- _CHALLENGE_:
All of the data that follows should be retyped exactly, please, except the pictures.

- _PROVIDED DATA_:

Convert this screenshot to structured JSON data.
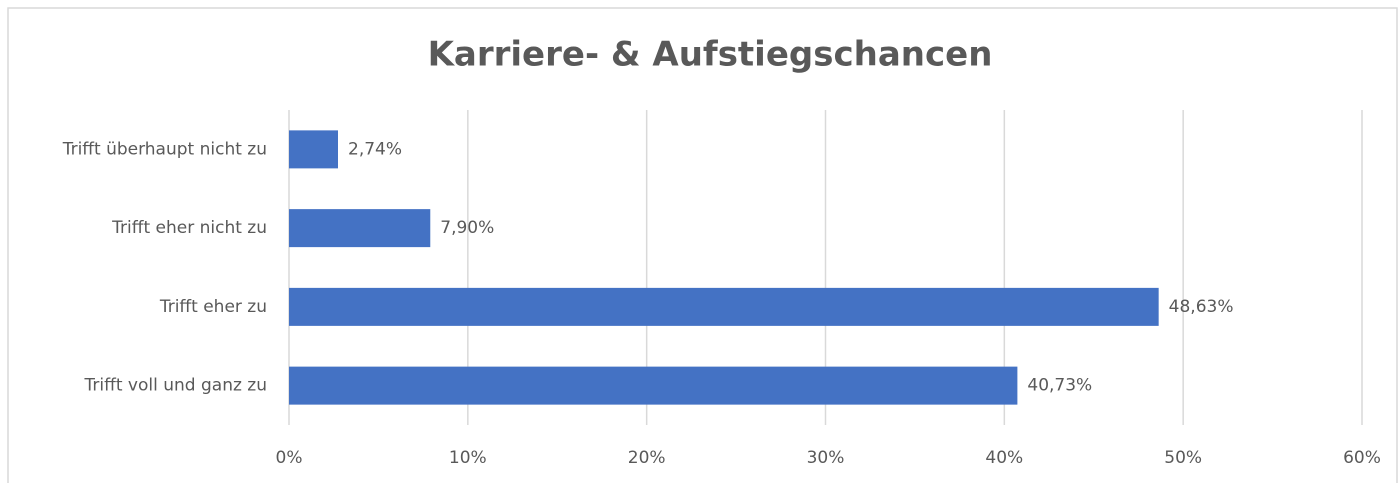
{
  "chart_data": {
    "type": "hbar",
    "title": "Karriere- & Aufstiegschancen",
    "categories": [
      "Trifft überhaupt nicht zu",
      "Trifft eher nicht zu",
      "Trifft eher zu",
      "Trifft voll und ganz zu"
    ],
    "values": [
      2.74,
      7.9,
      48.63,
      40.73
    ],
    "value_labels": [
      "2,74%",
      "7,90%",
      "48,63%",
      "40,73%"
    ],
    "color": "#4472c4",
    "xlim": [
      0,
      60
    ],
    "xticks": [
      {
        "value": 0,
        "label": "0%"
      },
      {
        "value": 10,
        "label": "10%"
      },
      {
        "value": 20,
        "label": "20%"
      },
      {
        "value": 30,
        "label": "30%"
      },
      {
        "value": 40,
        "label": "40%"
      },
      {
        "value": 50,
        "label": "50%"
      },
      {
        "value": 60,
        "label": "60%"
      }
    ],
    "grid": true
  }
}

- _SOLUTION_:
Convert this screenshot to structured JSON data.
{
  "chart_data": {
    "type": "hbar",
    "title": "Karriere- & Aufstiegschancen",
    "categories": [
      "Trifft überhaupt nicht zu",
      "Trifft eher nicht zu",
      "Trifft eher zu",
      "Trifft voll und ganz zu"
    ],
    "values": [
      2.74,
      7.9,
      48.63,
      40.73
    ],
    "value_labels": [
      "2,74%",
      "7,90%",
      "48,63%",
      "40,73%"
    ],
    "color": "#4472c4",
    "xlim": [
      0,
      60
    ],
    "xticks": [
      {
        "value": 0,
        "label": "0%"
      },
      {
        "value": 10,
        "label": "10%"
      },
      {
        "value": 20,
        "label": "20%"
      },
      {
        "value": 30,
        "label": "30%"
      },
      {
        "value": 40,
        "label": "40%"
      },
      {
        "value": 50,
        "label": "50%"
      },
      {
        "value": 60,
        "label": "60%"
      }
    ],
    "grid": true
  }
}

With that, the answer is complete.